■ Task ■
Do not copy the pictures; transcribe all other material exactly.

* * * * * * * * *

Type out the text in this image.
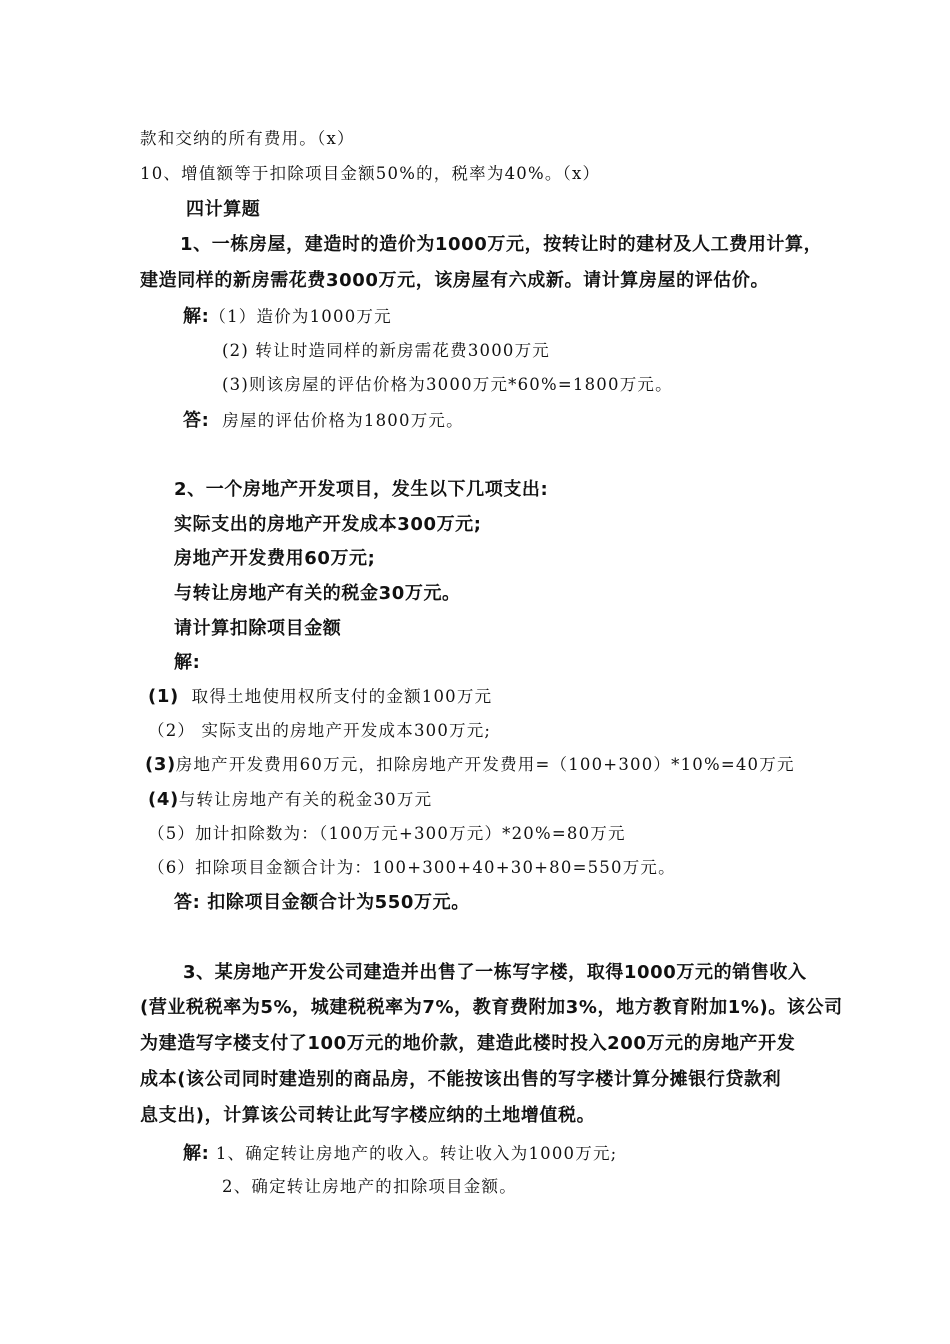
款和交纳的所有费用。（x）
10、增值额等于扣除项目金额50%的，税率为40%。（x）
四计算题
1、一栋房屋，建造时的造价为1000万元，按转让时的建材及人工费用计算，
建造同样的新房需花费3000万元，该房屋有六成新。请计算房屋的评估价。
解:（1）造价为1000万元
(2) 转让时造同样的新房需花费3000万元
(3)则该房屋的评估价格为3000万元*60%=1800万元。
答: 房屋的评估价格为1800万元。
2、一个房地产开发项目，发生以下几项支出:
实际支出的房地产开发成本300万元;
房地产开发费用60万元;
与转让房地产有关的税金30万元。
请计算扣除项目金额
解:
(1) 取得土地使用权所支付的金额100万元
（2） 实际支出的房地产开发成本300万元;
(3)房地产开发费用60万元，扣除房地产开发费用=（100+300）*10%=40万元
(4)与转让房地产有关的税金30万元
（5）加计扣除数为：（100万元+300万元）*20%=80万元
（6）扣除项目金额合计为：100+300+40+30+80=550万元。
答: 扣除项目金额合计为550万元。
3、某房地产开发公司建造并出售了一栋写字楼，取得1000万元的销售收入
(营业税税率为5%，城建税税率为7%，教育费附加3%，地方教育附加1%)。该公司
为建造写字楼支付了100万元的地价款，建造此楼时投入200万元的房地产开发
成本(该公司同时建造别的商品房，不能按该出售的写字楼计算分摊银行贷款利
息支出)，计算该公司转让此写字楼应纳的土地增值税。
解: 1、确定转让房地产的收入。转让收入为1000万元;
2、确定转让房地产的扣除项目金额。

* * * * * * * * *

■ Response to this task ■
Type out the text in this image.
款和交纳的所有费用。（x）
10、增值额等于扣除项目金额50%的，税率为40%。（x）
四计算题
1、一栋房屋，建造时的造价为1000万元，按转让时的建材及人工费用计算，
建造同样的新房需花费3000万元，该房屋有六成新。请计算房屋的评估价。
解:（1）造价为1000万元
(2) 转让时造同样的新房需花费3000万元
(3)则该房屋的评估价格为3000万元*60%=1800万元。
答: 房屋的评估价格为1800万元。
2、一个房地产开发项目，发生以下几项支出:
实际支出的房地产开发成本300万元;
房地产开发费用60万元;
与转让房地产有关的税金30万元。
请计算扣除项目金额
解:
(1) 取得土地使用权所支付的金额100万元
（2） 实际支出的房地产开发成本300万元;
(3)房地产开发费用60万元，扣除房地产开发费用=（100+300）*10%=40万元
(4)与转让房地产有关的税金30万元
（5）加计扣除数为：（100万元+300万元）*20%=80万元
（6）扣除项目金额合计为：100+300+40+30+80=550万元。
答: 扣除项目金额合计为550万元。
3、某房地产开发公司建造并出售了一栋写字楼，取得1000万元的销售收入
(营业税税率为5%，城建税税率为7%，教育费附加3%，地方教育附加1%)。该公司
为建造写字楼支付了100万元的地价款，建造此楼时投入200万元的房地产开发
成本(该公司同时建造别的商品房，不能按该出售的写字楼计算分摊银行贷款利
息支出)，计算该公司转让此写字楼应纳的土地增值税。
解: 1、确定转让房地产的收入。转让收入为1000万元;
2、确定转让房地产的扣除项目金额。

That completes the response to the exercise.